Prompt -> Where a line in the listing below contains the word "Ønsket", copy that line.

(Stored data)
============================================================
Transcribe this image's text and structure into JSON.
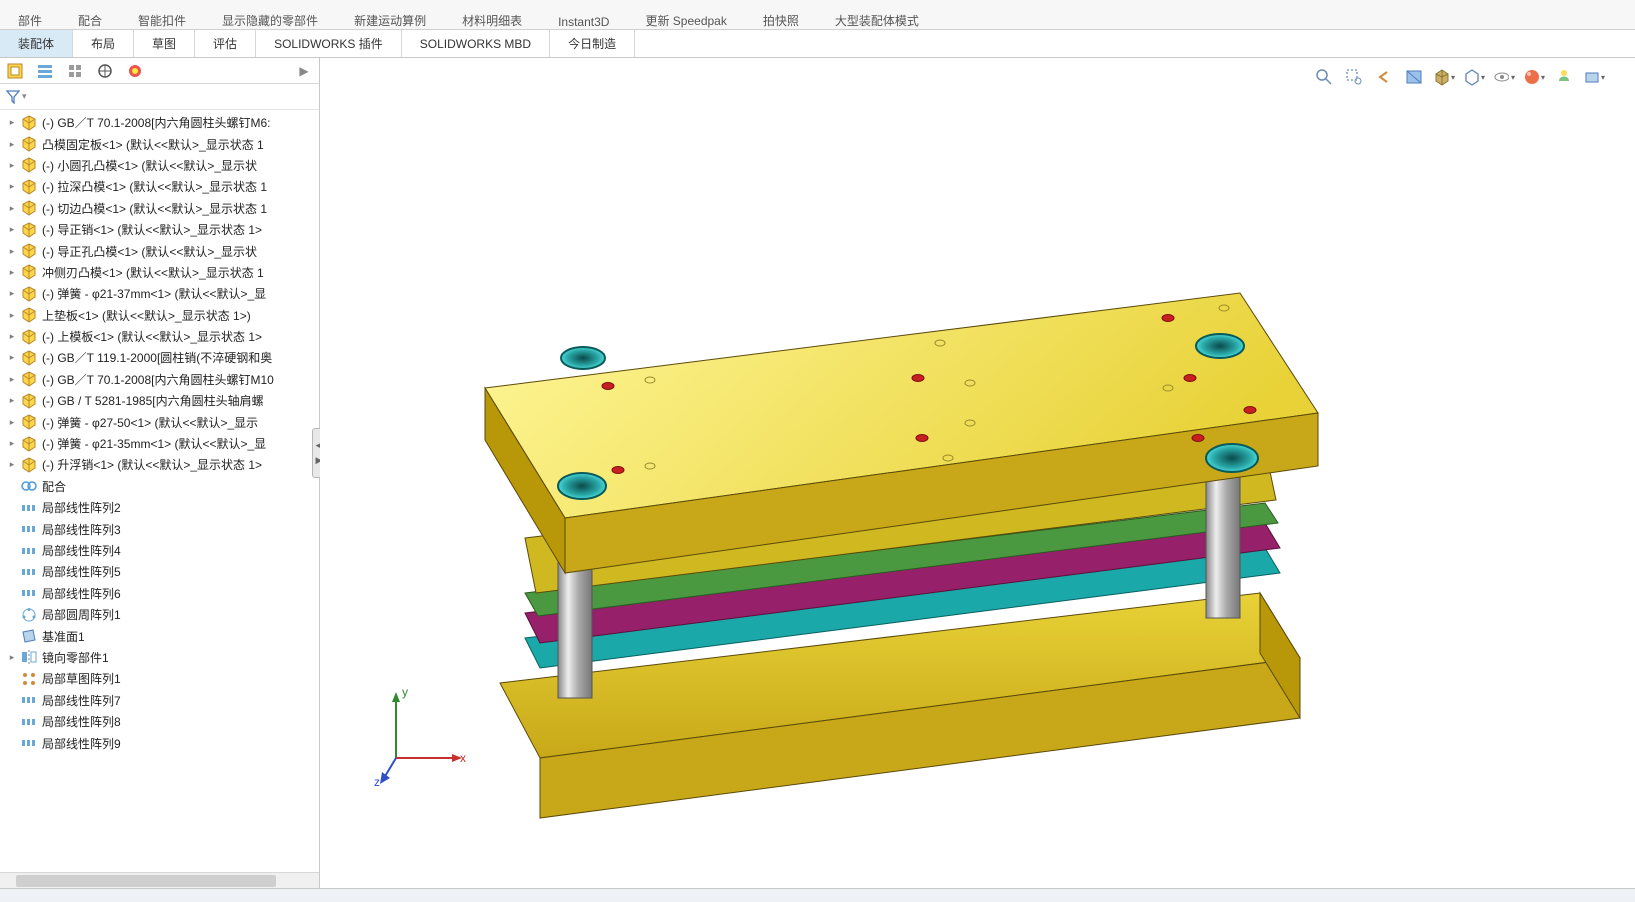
{
  "ribbon_groups": [
    "部件",
    "配合",
    "智能扣件",
    "显示隐藏的零部件",
    "新建运动算例",
    "材料明细表",
    "Instant3D",
    "更新 Speedpak",
    "拍快照",
    "大型装配体模式"
  ],
  "cmd_tabs": [
    "装配体",
    "布局",
    "草图",
    "评估",
    "SOLIDWORKS 插件",
    "SOLIDWORKS MBD",
    "今日制造"
  ],
  "active_cmd_tab": 0,
  "filter_icon": "filter-icon",
  "tree_items": [
    {
      "expand": true,
      "icon": "part",
      "label": "(-) GB／T 70.1-2008[内六角圆柱头螺钉M6:"
    },
    {
      "expand": true,
      "icon": "part",
      "label": "凸模固定板<1> (默认<<默认>_显示状态 1"
    },
    {
      "expand": true,
      "icon": "part",
      "label": "(-) 小圆孔凸模<1> (默认<<默认>_显示状"
    },
    {
      "expand": true,
      "icon": "part",
      "label": "(-) 拉深凸模<1> (默认<<默认>_显示状态 1"
    },
    {
      "expand": true,
      "icon": "part",
      "label": "(-) 切边凸模<1> (默认<<默认>_显示状态 1"
    },
    {
      "expand": true,
      "icon": "part",
      "label": "(-) 导正销<1> (默认<<默认>_显示状态 1>"
    },
    {
      "expand": true,
      "icon": "part",
      "label": "(-) 导正孔凸模<1> (默认<<默认>_显示状"
    },
    {
      "expand": true,
      "icon": "part",
      "label": "冲侧刃凸模<1> (默认<<默认>_显示状态 1"
    },
    {
      "expand": true,
      "icon": "part",
      "label": "(-) 弹簧 - φ21-37mm<1> (默认<<默认>_显"
    },
    {
      "expand": true,
      "icon": "part",
      "label": "上垫板<1> (默认<<默认>_显示状态 1>)"
    },
    {
      "expand": true,
      "icon": "part",
      "label": "(-) 上模板<1> (默认<<默认>_显示状态 1>"
    },
    {
      "expand": true,
      "icon": "part",
      "label": "(-) GB／T 119.1-2000[圆柱销(不淬硬钢和奥"
    },
    {
      "expand": true,
      "icon": "part",
      "label": "(-) GB／T 70.1-2008[内六角圆柱头螺钉M10"
    },
    {
      "expand": true,
      "icon": "part",
      "label": "(-) GB / T 5281-1985[内六角圆柱头轴肩螺"
    },
    {
      "expand": true,
      "icon": "part",
      "label": "(-) 弹簧 - φ27-50<1> (默认<<默认>_显示"
    },
    {
      "expand": true,
      "icon": "part",
      "label": "(-) 弹簧 - φ21-35mm<1> (默认<<默认>_显"
    },
    {
      "expand": true,
      "icon": "part",
      "label": "(-) 升浮销<1> (默认<<默认>_显示状态 1>"
    },
    {
      "expand": false,
      "icon": "mates",
      "label": "配合"
    },
    {
      "expand": false,
      "icon": "pattern",
      "label": "局部线性阵列2"
    },
    {
      "expand": false,
      "icon": "pattern",
      "label": "局部线性阵列3"
    },
    {
      "expand": false,
      "icon": "pattern",
      "label": "局部线性阵列4"
    },
    {
      "expand": false,
      "icon": "pattern",
      "label": "局部线性阵列5"
    },
    {
      "expand": false,
      "icon": "pattern",
      "label": "局部线性阵列6"
    },
    {
      "expand": false,
      "icon": "circpat",
      "label": "局部圆周阵列1"
    },
    {
      "expand": false,
      "icon": "plane",
      "label": "基准面1"
    },
    {
      "expand": true,
      "icon": "mirror",
      "label": "镜向零部件1"
    },
    {
      "expand": false,
      "icon": "sketchpat",
      "label": "局部草图阵列1"
    },
    {
      "expand": false,
      "icon": "pattern",
      "label": "局部线性阵列7"
    },
    {
      "expand": false,
      "icon": "pattern",
      "label": "局部线性阵列8"
    },
    {
      "expand": false,
      "icon": "pattern",
      "label": "局部线性阵列9"
    }
  ],
  "vp_tools": [
    "zoom-fit",
    "zoom-area",
    "prev-view",
    "section",
    "display-state",
    "scene",
    "view-orient",
    "display-style",
    "hide-show",
    "appearance",
    "render",
    "capture",
    "view-settings"
  ],
  "triad": {
    "x": "x",
    "y": "y",
    "z": "z"
  }
}
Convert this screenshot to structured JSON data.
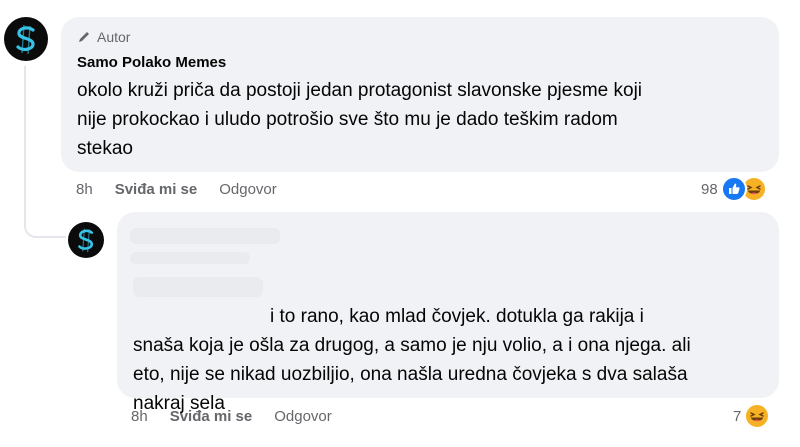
{
  "comment1": {
    "badge_label": "Autor",
    "author": "Samo Polako Memes",
    "text": "okolo kruži priča da postoji jedan protagonist slavonske pjesme koji\nnije prokockao i uludo potrošio sve što mu je dado teškim radom\nstekao",
    "time": "8h",
    "like_label": "Sviđa mi se",
    "reply_label": "Odgovor",
    "reaction_count": "98",
    "reactions": [
      "like-reaction",
      "haha-reaction"
    ]
  },
  "comment2": {
    "author_hidden": true,
    "text": "i to rano, kao mlad čovjek. dotukla ga rakija i\nsnaša koja je ošla za drugog, a samo je nju volio, a i ona njega. ali\neto, nije se nikad uozbiljio, ona našla uredna čovjeka s dva salaša\nnakraj sela",
    "time": "8h",
    "like_label": "Sviđa mi se",
    "reply_label": "Odgovor",
    "reaction_count": "7",
    "reactions": [
      "haha-reaction"
    ]
  },
  "colors": {
    "bubble": "#f0f2f5",
    "secondary_text": "#65676b",
    "like_blue": "#1877f2",
    "haha_yellow": "#f7b125",
    "avatar_accent": "#36c3e6"
  }
}
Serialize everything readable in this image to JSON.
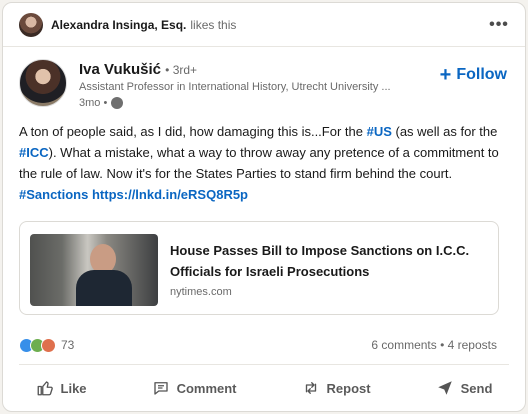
{
  "social_context": {
    "actor": "Alexandra Insinga, Esq.",
    "action": "likes this"
  },
  "author": {
    "name": "Iva Vukušić",
    "degree": "• 3rd+",
    "headline": "Assistant Professor in International History, Utrecht University ...",
    "time": "3mo •",
    "follow_label": "Follow"
  },
  "post": {
    "text_1": "A ton of people said, as I did, how damaging this is...For the ",
    "tag_us": "#US",
    "text_2": " (as well as for the ",
    "tag_icc": "#ICC",
    "text_3": "). What a mistake, what a way to throw away any pretence of a commitment to the rule of law. Now it's for the States Parties to stand firm behind the court. ",
    "tag_sanctions": "#Sanctions",
    "link": "https://lnkd.in/eRSQ8R5p"
  },
  "article": {
    "title": "House Passes Bill to Impose Sanctions on I.C.C. Officials for Israeli Prosecutions",
    "source": "nytimes.com"
  },
  "counts": {
    "reactions": "73",
    "comments_reposts": "6 comments • 4 reposts"
  },
  "actions": {
    "like": "Like",
    "comment": "Comment",
    "repost": "Repost",
    "send": "Send"
  }
}
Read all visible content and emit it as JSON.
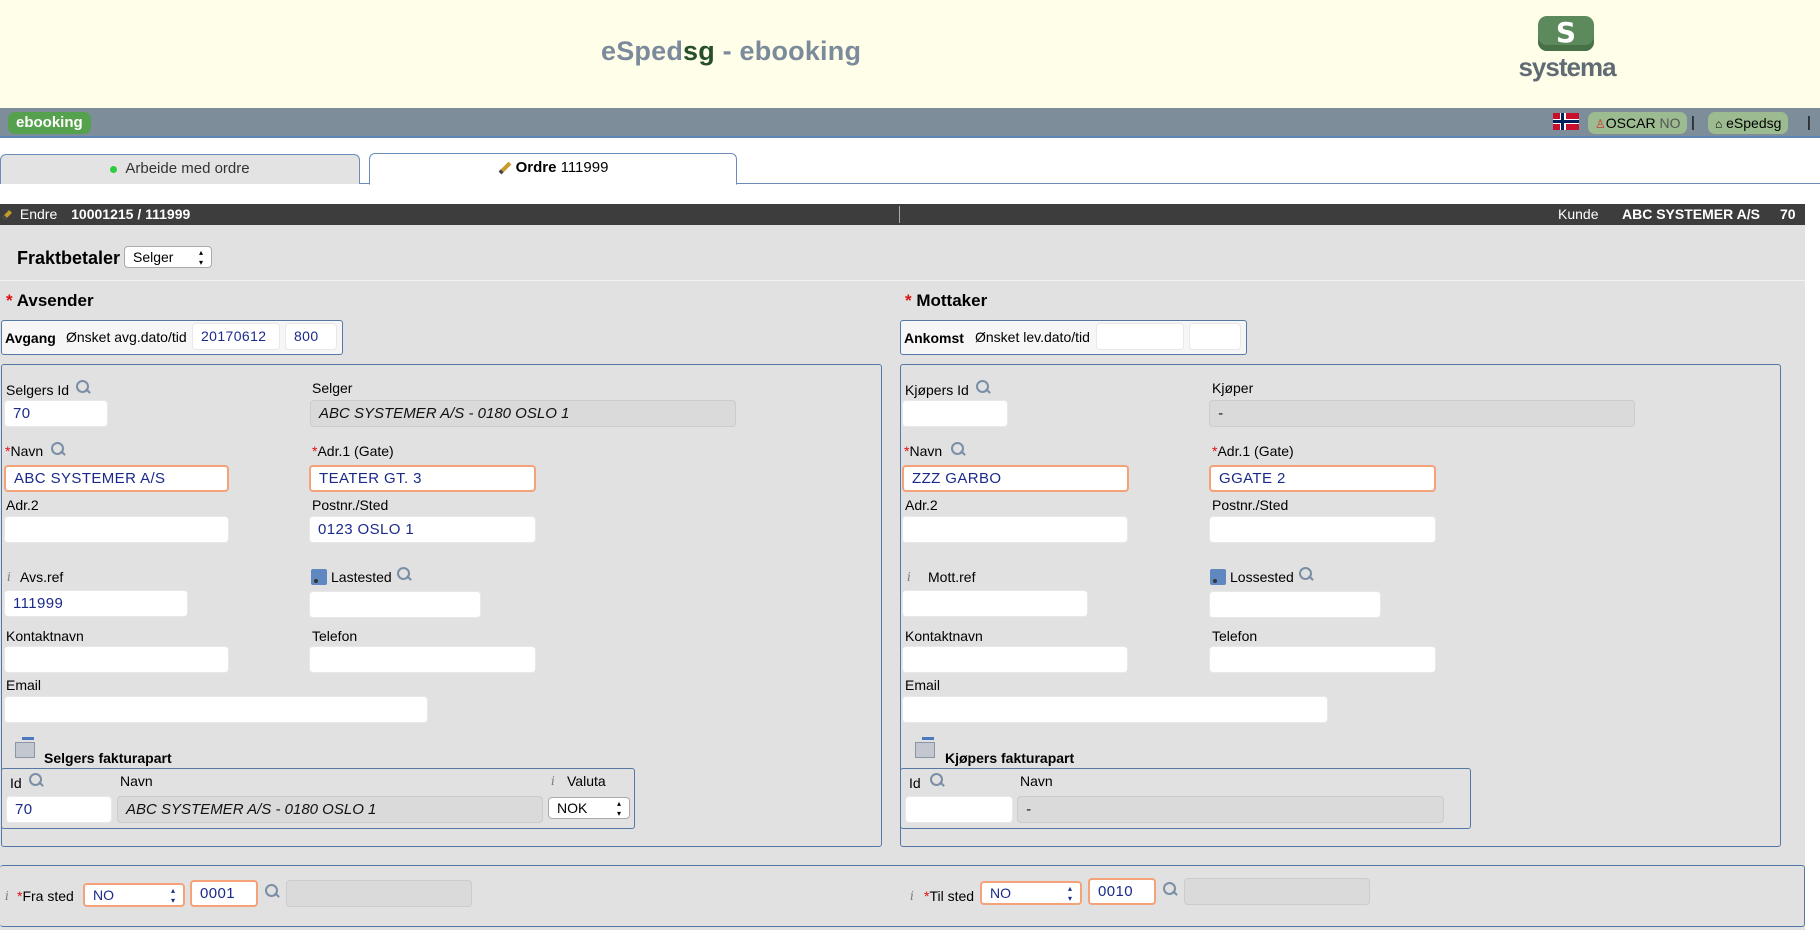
{
  "header": {
    "title_prefix": "eSped",
    "title_sg": "sg",
    "title_suffix": " - ebooking",
    "logo_mark": "S",
    "logo_text": "systema"
  },
  "topbar": {
    "module": "ebooking",
    "user_name": "OSCAR",
    "user_lang": "NO",
    "home_link": "eSpedsg",
    "separator": "|"
  },
  "tabs": [
    {
      "label": "Arbeide med ordre"
    },
    {
      "label": "Ordre",
      "number": "111999"
    }
  ],
  "titlebar": {
    "action": "Endre",
    "order_ref": "10001215 / 111999",
    "kunde_label": "Kunde",
    "kunde_name": "ABC SYSTEMER A/S",
    "kunde_no": "70"
  },
  "fraktbetaler": {
    "label": "Fraktbetaler",
    "value": "Selger"
  },
  "sender": {
    "section_title": "Avsender",
    "avgang": {
      "label": "Avgang",
      "date_label": "Ønsket avg.dato/tid",
      "date": "20170612",
      "time": "800"
    },
    "id_label": "Selgers Id",
    "id": "70",
    "party_label": "Selger",
    "party": "ABC SYSTEMER A/S - 0180 OSLO 1",
    "navn_label": "Navn",
    "navn": "ABC SYSTEMER A/S",
    "adr1_label": "Adr.1 (Gate)",
    "adr1": "TEATER GT. 3",
    "adr2_label": "Adr.2",
    "adr2": "",
    "postnr_label": "Postnr./Sted",
    "postnr": "0123 OSLO 1",
    "ref_label": "Avs.ref",
    "ref": "111999",
    "place_label": "Lastested",
    "place": "",
    "kontakt_label": "Kontaktnavn",
    "kontakt": "",
    "telefon_label": "Telefon",
    "telefon": "",
    "email_label": "Email",
    "email": "",
    "faktura": {
      "title": "Selgers fakturapart",
      "id_label": "Id",
      "id": "70",
      "navn_label": "Navn",
      "navn": "ABC SYSTEMER A/S - 0180 OSLO 1",
      "valuta_label": "Valuta",
      "valuta": "NOK"
    }
  },
  "receiver": {
    "section_title": "Mottaker",
    "ankomst": {
      "label": "Ankomst",
      "date_label": "Ønsket lev.dato/tid",
      "date": "",
      "time": ""
    },
    "id_label": "Kjøpers Id",
    "id": "",
    "party_label": "Kjøper",
    "party": "-",
    "navn_label": "Navn",
    "navn": "ZZZ GARBO",
    "adr1_label": "Adr.1 (Gate)",
    "adr1": "GGATE 2",
    "adr2_label": "Adr.2",
    "adr2": "",
    "postnr_label": "Postnr./Sted",
    "postnr": "",
    "ref_label": "Mott.ref",
    "ref": "",
    "place_label": "Lossested",
    "place": "",
    "kontakt_label": "Kontaktnavn",
    "kontakt": "",
    "telefon_label": "Telefon",
    "telefon": "",
    "email_label": "Email",
    "email": "",
    "faktura": {
      "title": "Kjøpers fakturapart",
      "id_label": "Id",
      "id": "",
      "navn_label": "Navn",
      "navn": "-"
    }
  },
  "route": {
    "fra_label": "Fra sted",
    "fra_country": "NO",
    "fra_postnr": "0001",
    "fra_place": "",
    "til_label": "Til sted",
    "til_country": "NO",
    "til_postnr": "0010",
    "til_place": ""
  },
  "colors": {
    "header_bg": "#fefee9",
    "topbar_bg": "#7d8d99",
    "accent_green": "#55a14d",
    "required": "#e01010",
    "input_border_required": "#f3a27a"
  }
}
============================================================
Task answer ->
      "date_label": "Ønsket avg.dato/tid",
      "date_label": "Ønsket lev.dato/tid",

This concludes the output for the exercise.